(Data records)
────────────────────────────────────────
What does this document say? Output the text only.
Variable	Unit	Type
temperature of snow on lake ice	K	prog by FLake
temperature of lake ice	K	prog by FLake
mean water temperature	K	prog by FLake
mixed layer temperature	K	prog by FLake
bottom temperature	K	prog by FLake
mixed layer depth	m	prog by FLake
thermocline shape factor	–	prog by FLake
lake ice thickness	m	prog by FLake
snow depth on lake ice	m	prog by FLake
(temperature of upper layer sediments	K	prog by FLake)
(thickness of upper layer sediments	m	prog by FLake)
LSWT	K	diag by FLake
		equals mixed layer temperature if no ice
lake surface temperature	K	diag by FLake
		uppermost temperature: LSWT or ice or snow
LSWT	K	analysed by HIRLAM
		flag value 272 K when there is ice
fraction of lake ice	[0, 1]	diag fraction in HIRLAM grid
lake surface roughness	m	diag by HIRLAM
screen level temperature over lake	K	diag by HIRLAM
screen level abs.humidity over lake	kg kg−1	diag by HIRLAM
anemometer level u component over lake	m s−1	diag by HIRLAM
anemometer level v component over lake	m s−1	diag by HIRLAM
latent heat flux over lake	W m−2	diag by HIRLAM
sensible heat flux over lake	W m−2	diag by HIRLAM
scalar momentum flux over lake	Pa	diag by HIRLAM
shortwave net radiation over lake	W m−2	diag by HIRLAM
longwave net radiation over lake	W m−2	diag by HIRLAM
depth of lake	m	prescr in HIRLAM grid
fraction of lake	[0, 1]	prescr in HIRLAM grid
────────────────────────────────────────
Copy out each record exactly as given, omitting none.

What does this document say? Output the text only.
Variable	Unit	Type
temperature of snow on lake ice	K	prog by FLake
temperature of lake ice	K	prog by FLake
mean water temperature	K	prog by FLake
mixed layer temperature	K	prog by FLake
bottom temperature	K	prog by FLake
mixed layer depth	m	prog by FLake
thermocline shape factor	–	prog by FLake
lake ice thickness	m	prog by FLake
snow depth on lake ice	m	prog by FLake
(temperature of upper layer sediments	K	prog by FLake)
(thickness of upper layer sediments	m	prog by FLake)
LSWT	K	diag by FLake
		equals mixed layer temperature if no ice
lake surface temperature	K	diag by FLake
		uppermost temperature: LSWT or ice or snow
LSWT	K	analysed by HIRLAM
		flag value 272 K when there is ice
fraction of lake ice	[0, 1]	diag fraction in HIRLAM grid
lake surface roughness	m	diag by HIRLAM
screen level temperature over lake	K	diag by HIRLAM
screen level abs.humidity over lake	kg kg−1	diag by HIRLAM
anemometer level u component over lake	m s−1	diag by HIRLAM
anemometer level v component over lake	m s−1	diag by HIRLAM
latent heat flux over lake	W m−2	diag by HIRLAM
sensible heat flux over lake	W m−2	diag by HIRLAM
scalar momentum flux over lake	Pa	diag by HIRLAM
shortwave net radiation over lake	W m−2	diag by HIRLAM
longwave net radiation over lake	W m−2	diag by HIRLAM
depth of lake	m	prescr in HIRLAM grid
fraction of lake	[0, 1]	prescr in HIRLAM grid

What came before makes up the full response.